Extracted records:
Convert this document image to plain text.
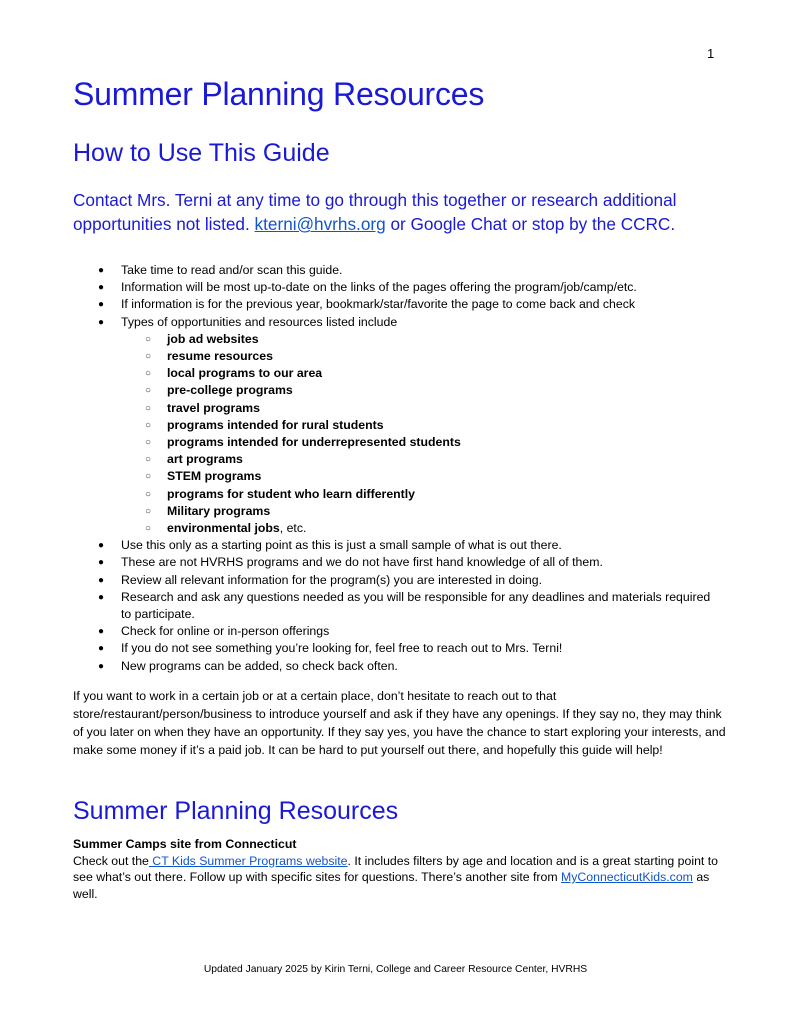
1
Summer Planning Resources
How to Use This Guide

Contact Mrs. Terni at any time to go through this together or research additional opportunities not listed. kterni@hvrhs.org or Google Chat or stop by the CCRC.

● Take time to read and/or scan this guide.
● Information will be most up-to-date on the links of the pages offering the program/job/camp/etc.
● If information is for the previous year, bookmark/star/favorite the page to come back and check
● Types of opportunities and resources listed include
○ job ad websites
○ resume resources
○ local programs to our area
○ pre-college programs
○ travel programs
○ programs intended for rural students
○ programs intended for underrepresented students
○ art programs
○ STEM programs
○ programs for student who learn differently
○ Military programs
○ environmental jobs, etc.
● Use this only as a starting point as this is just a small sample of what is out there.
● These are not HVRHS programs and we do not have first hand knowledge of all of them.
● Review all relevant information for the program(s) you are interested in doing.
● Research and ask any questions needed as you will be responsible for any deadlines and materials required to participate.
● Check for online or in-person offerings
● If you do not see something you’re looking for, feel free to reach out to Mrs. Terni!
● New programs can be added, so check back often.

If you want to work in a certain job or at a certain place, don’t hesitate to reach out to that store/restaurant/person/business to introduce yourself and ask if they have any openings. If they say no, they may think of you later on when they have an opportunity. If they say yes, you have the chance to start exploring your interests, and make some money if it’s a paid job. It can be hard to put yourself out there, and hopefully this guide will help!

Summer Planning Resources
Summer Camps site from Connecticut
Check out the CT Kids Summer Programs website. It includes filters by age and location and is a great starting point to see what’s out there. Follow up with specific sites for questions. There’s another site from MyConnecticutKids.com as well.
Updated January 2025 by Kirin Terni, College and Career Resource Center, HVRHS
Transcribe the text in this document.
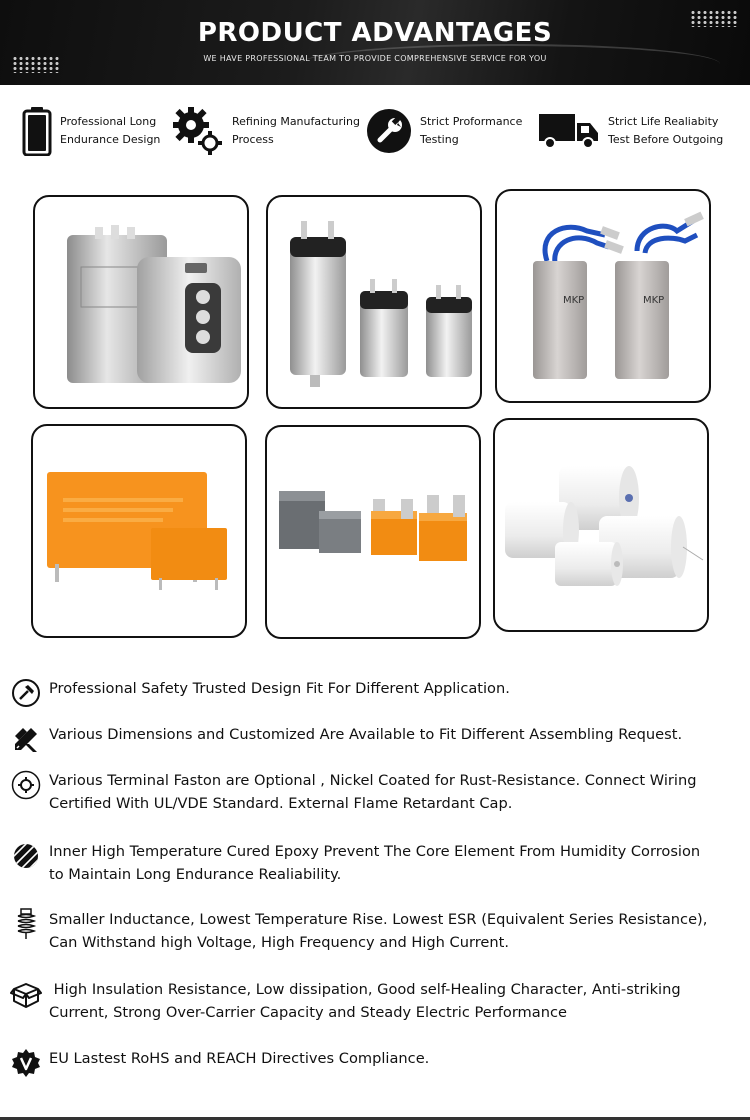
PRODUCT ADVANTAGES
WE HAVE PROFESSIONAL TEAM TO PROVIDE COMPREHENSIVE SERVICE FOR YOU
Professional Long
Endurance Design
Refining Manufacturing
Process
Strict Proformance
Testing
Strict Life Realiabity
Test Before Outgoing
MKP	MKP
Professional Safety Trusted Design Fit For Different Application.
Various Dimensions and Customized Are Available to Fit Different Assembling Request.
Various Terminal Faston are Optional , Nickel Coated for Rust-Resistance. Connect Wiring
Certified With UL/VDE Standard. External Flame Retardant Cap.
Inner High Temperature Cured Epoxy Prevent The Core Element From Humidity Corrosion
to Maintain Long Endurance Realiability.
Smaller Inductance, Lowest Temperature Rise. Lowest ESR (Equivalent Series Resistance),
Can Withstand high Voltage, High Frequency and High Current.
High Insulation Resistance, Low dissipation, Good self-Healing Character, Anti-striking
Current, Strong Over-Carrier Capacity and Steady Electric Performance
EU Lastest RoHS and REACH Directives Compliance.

## Written instruction
How many lines of the records contain the string "time"? Respond with the number alone.

## Task response
2